======== THE INPUT ========

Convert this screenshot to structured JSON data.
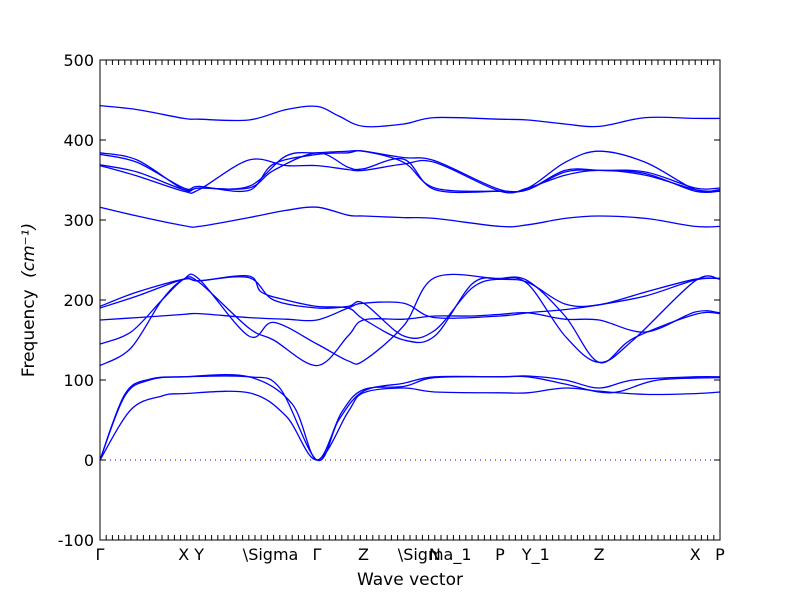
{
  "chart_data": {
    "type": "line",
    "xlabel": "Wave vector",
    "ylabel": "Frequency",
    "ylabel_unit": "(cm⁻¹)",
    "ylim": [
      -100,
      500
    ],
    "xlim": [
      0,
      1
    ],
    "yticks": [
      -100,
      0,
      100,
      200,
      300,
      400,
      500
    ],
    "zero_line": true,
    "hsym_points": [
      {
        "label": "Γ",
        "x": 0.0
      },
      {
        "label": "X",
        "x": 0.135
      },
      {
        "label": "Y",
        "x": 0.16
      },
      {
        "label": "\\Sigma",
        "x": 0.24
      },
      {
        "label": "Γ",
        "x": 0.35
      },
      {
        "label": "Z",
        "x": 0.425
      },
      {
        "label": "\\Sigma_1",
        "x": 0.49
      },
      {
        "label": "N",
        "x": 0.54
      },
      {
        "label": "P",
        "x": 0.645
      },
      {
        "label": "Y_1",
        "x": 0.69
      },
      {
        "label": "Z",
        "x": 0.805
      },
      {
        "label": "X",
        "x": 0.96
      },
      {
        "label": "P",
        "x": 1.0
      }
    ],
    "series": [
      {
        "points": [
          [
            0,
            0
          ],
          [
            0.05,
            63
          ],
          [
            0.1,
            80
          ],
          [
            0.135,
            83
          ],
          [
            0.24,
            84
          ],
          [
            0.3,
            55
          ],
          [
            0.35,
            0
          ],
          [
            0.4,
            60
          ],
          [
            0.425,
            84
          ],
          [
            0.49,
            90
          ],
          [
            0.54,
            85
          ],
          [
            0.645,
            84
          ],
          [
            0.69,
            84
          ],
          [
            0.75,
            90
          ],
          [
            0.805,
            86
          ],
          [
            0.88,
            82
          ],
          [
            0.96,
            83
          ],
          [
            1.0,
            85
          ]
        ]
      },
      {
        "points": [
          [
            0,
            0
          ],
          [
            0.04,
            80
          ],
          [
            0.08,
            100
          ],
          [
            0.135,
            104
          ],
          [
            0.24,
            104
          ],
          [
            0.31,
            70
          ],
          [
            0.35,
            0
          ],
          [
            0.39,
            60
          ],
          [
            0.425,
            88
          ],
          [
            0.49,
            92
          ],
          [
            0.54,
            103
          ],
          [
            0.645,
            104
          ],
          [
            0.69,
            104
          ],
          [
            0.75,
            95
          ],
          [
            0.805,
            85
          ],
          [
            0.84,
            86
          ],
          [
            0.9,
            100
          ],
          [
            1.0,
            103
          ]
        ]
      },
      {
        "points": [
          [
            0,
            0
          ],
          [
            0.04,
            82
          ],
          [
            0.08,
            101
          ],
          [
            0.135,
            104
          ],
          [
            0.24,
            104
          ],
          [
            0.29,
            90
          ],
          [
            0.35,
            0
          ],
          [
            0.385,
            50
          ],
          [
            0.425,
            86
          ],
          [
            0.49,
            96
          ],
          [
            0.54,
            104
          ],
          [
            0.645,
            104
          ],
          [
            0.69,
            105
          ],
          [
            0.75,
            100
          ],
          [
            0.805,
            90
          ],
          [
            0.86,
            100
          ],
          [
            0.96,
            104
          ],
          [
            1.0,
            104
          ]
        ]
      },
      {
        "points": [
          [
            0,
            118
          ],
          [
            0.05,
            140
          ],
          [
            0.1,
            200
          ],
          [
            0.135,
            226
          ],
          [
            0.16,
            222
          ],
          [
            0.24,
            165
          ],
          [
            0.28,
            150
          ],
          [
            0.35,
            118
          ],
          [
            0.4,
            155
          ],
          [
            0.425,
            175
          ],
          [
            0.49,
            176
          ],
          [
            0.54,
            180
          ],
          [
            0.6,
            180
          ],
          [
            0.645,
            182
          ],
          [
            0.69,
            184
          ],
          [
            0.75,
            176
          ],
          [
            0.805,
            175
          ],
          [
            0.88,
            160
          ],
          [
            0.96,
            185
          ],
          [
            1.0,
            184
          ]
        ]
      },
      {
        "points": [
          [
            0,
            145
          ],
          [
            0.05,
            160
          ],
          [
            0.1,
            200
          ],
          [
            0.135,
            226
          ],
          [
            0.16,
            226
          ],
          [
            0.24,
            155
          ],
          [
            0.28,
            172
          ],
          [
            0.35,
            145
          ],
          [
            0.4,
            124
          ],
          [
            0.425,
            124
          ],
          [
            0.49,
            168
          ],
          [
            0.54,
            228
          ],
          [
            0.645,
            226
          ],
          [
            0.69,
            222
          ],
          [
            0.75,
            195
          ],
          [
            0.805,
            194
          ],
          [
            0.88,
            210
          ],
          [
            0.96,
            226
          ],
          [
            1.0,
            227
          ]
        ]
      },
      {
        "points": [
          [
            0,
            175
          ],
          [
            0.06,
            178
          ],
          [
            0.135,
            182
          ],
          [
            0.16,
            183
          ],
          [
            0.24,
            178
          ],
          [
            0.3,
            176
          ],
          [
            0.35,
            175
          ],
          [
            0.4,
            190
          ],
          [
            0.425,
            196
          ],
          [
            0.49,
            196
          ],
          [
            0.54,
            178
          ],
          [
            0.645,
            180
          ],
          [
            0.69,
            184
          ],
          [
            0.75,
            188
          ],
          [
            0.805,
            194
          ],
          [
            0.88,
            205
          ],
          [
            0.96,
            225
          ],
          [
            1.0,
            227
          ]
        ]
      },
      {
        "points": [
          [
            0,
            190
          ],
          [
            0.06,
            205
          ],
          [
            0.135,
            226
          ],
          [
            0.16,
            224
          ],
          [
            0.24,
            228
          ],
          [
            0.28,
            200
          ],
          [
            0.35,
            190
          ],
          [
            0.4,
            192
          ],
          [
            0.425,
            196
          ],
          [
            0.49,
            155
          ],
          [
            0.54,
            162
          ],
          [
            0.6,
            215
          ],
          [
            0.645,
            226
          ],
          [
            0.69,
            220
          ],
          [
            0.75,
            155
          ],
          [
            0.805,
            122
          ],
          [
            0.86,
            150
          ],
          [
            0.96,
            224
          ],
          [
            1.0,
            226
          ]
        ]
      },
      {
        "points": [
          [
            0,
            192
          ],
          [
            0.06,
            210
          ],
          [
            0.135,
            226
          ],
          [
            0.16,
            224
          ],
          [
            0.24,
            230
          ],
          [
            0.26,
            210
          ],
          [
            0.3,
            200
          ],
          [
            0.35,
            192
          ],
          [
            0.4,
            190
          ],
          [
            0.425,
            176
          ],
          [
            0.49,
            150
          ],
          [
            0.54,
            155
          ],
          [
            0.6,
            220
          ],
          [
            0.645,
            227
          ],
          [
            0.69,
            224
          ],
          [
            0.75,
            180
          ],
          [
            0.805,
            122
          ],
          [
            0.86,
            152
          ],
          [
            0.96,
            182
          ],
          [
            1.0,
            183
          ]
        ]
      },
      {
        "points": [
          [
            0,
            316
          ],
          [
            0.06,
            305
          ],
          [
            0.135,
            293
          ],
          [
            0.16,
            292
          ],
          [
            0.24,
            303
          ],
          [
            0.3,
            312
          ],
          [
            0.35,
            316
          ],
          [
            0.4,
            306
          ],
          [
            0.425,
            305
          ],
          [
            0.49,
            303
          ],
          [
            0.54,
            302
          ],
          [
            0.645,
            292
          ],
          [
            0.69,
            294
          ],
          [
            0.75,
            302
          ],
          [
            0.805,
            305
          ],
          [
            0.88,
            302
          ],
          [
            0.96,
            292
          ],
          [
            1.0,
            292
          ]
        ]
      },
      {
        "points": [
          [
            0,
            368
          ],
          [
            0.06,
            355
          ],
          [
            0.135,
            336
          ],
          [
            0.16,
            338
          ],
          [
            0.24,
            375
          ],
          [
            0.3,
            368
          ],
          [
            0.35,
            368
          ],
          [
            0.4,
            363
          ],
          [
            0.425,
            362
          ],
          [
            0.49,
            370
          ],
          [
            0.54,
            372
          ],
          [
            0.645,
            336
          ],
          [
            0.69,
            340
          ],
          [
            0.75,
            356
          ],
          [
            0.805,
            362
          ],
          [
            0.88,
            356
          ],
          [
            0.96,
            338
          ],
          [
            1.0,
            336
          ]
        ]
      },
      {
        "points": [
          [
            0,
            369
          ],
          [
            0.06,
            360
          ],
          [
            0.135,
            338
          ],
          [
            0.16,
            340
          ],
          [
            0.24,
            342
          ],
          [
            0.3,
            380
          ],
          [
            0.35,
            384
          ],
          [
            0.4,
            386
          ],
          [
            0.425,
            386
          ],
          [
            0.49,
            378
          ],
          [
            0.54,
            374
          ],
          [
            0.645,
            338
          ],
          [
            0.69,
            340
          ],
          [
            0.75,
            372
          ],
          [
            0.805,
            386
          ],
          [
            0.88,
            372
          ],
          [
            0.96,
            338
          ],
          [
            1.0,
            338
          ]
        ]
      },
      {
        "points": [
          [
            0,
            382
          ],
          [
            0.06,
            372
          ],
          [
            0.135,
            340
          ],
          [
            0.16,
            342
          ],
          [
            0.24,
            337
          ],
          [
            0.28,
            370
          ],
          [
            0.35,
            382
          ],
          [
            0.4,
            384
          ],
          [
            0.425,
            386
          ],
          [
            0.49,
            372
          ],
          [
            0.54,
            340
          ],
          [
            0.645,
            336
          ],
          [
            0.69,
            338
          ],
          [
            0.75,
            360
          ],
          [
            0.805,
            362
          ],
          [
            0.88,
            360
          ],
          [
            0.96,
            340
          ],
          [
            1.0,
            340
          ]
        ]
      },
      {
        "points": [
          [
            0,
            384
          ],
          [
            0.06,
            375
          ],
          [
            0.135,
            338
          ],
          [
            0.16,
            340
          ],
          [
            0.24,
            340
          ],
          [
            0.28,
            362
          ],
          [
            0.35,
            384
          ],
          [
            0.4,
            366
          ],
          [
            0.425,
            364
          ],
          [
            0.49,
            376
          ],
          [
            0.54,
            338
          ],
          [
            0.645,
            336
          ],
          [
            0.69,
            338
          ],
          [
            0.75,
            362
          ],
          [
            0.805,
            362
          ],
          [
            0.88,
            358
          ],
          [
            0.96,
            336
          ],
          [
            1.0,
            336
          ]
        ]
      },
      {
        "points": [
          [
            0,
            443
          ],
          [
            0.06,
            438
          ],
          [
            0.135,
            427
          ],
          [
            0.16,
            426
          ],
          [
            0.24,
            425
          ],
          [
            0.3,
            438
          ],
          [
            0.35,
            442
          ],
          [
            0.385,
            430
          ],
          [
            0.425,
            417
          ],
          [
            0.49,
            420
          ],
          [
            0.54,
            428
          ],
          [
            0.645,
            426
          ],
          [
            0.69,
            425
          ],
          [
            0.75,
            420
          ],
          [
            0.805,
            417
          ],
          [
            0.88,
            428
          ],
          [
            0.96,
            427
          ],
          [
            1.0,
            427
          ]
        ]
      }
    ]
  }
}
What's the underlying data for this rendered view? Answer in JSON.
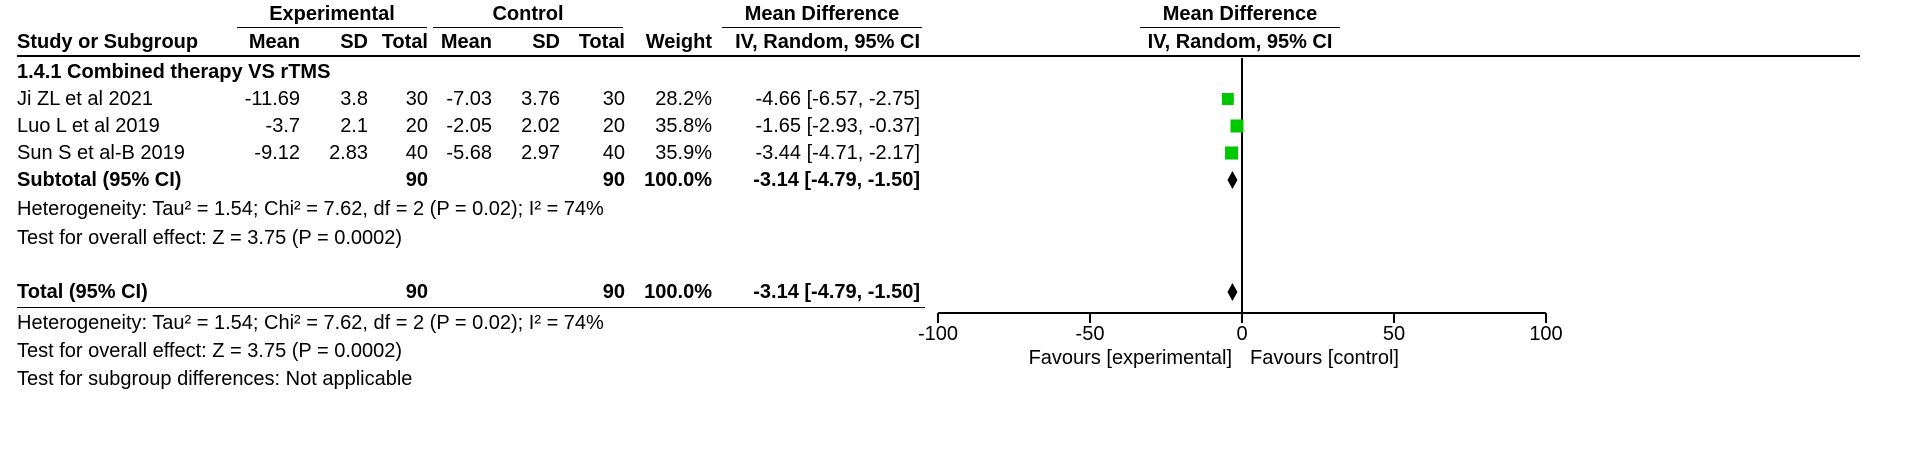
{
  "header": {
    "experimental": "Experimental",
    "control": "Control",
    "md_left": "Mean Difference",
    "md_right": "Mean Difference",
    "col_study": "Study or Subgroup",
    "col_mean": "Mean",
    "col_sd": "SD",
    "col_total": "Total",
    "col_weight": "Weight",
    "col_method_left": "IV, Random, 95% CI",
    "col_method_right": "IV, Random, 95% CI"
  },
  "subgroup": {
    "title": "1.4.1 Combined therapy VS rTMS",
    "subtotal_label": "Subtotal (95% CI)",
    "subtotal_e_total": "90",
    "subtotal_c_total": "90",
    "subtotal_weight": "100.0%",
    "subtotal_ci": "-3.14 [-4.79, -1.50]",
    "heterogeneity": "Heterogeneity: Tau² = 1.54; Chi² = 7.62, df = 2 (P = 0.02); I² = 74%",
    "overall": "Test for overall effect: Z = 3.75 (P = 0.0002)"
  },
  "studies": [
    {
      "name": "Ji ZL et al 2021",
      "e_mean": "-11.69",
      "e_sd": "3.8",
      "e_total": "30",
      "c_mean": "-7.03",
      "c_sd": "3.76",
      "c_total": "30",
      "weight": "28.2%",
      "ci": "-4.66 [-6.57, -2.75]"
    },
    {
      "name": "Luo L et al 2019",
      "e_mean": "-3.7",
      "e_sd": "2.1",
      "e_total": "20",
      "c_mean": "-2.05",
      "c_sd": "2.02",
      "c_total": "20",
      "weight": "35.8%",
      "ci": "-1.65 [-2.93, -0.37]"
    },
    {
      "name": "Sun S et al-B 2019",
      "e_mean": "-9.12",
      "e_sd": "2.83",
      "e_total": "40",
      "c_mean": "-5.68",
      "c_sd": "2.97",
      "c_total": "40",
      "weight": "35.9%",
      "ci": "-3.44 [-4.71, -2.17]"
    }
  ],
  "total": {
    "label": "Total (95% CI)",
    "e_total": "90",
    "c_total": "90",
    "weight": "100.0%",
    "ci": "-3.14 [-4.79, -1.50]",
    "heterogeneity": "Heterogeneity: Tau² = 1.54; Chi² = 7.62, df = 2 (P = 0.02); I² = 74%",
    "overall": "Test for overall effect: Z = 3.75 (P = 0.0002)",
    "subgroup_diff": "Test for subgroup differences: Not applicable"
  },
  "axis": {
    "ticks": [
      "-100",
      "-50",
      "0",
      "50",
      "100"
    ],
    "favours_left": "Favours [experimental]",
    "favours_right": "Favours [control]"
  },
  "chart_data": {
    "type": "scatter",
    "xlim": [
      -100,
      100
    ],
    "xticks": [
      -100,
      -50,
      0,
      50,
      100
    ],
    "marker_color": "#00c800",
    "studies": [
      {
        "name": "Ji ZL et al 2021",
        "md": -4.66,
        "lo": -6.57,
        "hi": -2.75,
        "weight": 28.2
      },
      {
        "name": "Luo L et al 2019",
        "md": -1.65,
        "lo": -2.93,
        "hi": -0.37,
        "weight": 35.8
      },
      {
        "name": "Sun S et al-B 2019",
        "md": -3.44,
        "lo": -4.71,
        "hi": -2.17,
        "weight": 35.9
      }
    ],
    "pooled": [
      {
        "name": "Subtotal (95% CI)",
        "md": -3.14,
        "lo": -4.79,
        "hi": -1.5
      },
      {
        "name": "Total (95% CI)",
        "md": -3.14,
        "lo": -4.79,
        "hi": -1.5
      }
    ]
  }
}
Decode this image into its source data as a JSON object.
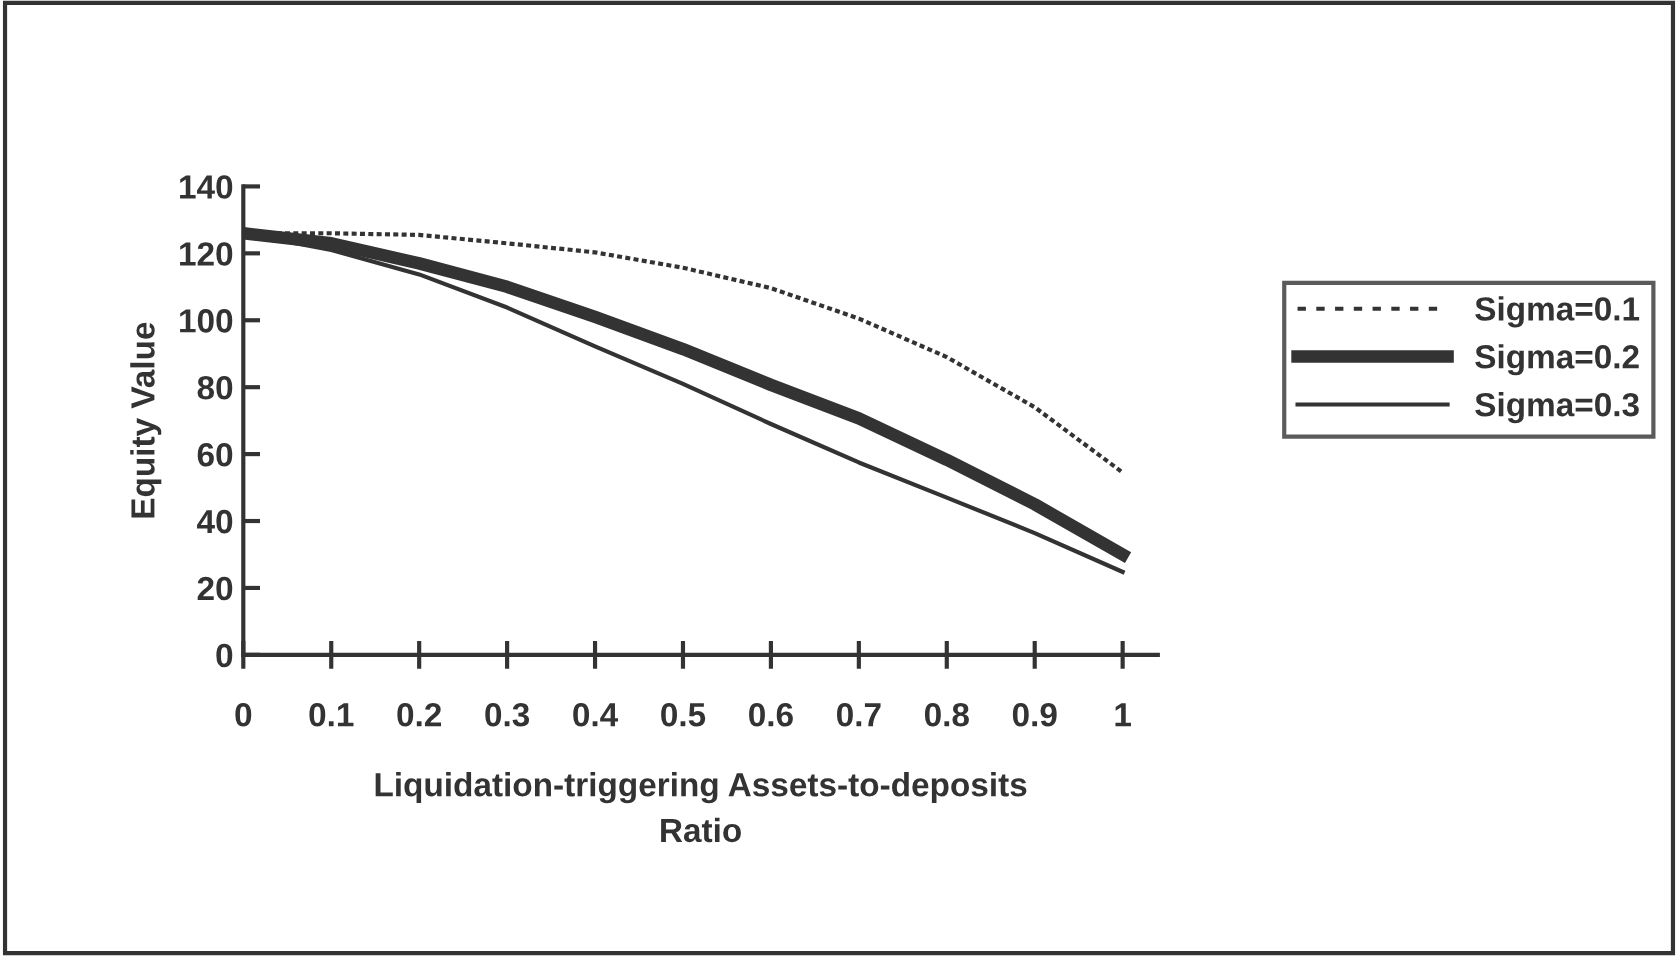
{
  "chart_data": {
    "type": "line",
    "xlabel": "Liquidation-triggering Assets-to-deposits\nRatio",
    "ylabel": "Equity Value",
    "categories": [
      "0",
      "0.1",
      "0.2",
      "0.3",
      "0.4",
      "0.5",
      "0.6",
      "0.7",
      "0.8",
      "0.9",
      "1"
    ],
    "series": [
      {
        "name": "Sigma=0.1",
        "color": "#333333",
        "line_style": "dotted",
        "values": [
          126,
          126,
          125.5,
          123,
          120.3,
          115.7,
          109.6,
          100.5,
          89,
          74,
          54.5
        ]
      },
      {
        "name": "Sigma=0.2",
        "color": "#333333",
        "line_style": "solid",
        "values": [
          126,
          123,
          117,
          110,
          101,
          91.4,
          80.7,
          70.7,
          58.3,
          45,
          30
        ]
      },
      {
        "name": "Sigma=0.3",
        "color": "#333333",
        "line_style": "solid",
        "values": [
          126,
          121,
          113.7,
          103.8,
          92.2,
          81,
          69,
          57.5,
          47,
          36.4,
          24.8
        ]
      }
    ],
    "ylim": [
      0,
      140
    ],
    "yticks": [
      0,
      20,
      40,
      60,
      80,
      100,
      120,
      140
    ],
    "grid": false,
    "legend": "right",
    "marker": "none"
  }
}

========

**PROBLEM TO WORK ON**
Say how many lines in this material hold "experimental", and say nothing else.

**SOLUTION BELOW**
2